**What you have to do**
Look over the material for the string "data". Copy every line where it turns up.

(Records supplied)

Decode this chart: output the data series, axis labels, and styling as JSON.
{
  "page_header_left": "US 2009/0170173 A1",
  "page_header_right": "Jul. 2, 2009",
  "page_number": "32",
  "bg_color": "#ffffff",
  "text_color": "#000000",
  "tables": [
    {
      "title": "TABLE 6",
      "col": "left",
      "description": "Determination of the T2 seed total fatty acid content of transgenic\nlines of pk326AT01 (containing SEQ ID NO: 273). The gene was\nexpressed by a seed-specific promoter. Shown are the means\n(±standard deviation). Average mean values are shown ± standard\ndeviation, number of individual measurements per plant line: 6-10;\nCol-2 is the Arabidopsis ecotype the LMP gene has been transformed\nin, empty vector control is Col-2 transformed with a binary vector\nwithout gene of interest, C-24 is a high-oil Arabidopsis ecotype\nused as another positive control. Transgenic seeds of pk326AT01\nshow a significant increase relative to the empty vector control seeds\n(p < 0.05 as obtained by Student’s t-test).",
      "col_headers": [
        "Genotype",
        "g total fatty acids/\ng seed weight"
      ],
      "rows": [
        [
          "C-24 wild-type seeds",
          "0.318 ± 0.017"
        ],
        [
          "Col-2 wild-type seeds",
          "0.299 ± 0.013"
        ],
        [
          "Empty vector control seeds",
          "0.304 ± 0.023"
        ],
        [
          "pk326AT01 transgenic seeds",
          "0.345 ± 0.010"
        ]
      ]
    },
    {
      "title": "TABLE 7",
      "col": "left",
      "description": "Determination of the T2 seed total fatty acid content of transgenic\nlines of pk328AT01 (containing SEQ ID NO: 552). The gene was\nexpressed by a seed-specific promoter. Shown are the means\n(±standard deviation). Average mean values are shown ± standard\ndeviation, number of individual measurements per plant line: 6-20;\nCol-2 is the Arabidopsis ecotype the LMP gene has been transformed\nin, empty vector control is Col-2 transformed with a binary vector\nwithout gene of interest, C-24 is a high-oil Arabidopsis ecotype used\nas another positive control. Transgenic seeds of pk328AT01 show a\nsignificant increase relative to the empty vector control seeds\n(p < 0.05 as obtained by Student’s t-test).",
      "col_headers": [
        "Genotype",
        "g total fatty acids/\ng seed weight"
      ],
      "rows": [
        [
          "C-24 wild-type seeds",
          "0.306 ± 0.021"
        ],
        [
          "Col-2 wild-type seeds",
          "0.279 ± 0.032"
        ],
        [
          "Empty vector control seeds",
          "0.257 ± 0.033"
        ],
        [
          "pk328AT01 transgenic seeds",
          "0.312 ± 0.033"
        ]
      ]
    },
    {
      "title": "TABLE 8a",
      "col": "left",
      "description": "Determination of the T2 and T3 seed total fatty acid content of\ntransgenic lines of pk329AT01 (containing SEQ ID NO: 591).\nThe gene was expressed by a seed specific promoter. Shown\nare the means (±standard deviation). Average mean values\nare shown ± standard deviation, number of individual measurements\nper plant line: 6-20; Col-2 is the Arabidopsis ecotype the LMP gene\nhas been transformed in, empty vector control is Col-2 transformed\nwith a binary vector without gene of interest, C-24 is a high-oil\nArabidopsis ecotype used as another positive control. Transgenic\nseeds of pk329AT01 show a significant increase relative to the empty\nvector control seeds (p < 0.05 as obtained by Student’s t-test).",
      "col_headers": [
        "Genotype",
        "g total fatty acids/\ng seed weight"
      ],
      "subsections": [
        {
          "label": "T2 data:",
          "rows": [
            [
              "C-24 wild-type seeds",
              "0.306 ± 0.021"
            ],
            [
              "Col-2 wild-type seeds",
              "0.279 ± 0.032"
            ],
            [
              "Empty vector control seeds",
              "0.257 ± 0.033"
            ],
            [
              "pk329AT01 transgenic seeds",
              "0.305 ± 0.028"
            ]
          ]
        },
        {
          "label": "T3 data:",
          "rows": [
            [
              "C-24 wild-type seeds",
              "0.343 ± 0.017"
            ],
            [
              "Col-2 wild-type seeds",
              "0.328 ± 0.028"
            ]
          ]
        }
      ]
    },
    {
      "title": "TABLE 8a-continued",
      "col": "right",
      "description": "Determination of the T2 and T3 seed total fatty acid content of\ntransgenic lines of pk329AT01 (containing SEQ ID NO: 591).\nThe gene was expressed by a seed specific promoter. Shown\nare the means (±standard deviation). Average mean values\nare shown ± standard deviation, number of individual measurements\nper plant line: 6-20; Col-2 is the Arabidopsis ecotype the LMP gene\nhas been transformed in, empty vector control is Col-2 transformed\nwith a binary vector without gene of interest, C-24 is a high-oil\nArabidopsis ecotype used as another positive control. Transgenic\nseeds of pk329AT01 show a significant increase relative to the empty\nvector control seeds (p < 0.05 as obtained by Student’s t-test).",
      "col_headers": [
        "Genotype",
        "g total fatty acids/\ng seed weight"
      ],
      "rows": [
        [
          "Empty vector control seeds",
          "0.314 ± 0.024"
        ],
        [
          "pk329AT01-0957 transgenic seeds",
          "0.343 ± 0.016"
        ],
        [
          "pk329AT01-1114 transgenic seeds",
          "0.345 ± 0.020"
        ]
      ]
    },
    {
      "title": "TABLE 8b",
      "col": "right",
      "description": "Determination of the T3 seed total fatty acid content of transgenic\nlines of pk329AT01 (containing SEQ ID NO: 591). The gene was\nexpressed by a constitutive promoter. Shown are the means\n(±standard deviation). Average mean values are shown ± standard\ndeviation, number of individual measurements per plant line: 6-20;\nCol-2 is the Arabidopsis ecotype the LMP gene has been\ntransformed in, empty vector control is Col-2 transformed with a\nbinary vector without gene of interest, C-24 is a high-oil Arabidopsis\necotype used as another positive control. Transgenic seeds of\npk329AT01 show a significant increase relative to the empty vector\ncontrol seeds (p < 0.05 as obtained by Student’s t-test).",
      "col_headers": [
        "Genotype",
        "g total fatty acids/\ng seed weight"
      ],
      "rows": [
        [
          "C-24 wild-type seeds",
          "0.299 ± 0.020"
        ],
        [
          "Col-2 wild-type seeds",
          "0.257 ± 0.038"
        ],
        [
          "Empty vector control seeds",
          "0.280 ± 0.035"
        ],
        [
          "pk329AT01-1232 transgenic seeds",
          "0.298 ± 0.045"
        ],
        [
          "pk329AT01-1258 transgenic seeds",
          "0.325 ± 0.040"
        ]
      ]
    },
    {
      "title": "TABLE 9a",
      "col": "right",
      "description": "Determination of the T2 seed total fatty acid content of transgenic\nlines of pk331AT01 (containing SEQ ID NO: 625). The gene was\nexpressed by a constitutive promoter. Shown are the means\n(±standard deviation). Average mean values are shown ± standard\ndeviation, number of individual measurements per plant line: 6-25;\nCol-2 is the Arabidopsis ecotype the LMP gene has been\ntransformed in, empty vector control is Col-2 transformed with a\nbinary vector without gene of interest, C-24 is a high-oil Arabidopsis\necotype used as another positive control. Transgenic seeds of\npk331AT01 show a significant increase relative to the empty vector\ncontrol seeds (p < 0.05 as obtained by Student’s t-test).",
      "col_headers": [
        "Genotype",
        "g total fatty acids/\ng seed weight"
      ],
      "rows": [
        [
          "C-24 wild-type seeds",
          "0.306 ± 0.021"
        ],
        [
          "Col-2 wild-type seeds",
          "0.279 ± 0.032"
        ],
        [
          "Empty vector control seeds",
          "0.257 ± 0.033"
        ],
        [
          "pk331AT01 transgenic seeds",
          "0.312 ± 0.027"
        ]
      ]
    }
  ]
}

(End Records supplied)

**Written solution**
Decode this chart: output the data series, axis labels, and styling as JSON.
          "label": "T2 data:",
          "label": "T3 data:",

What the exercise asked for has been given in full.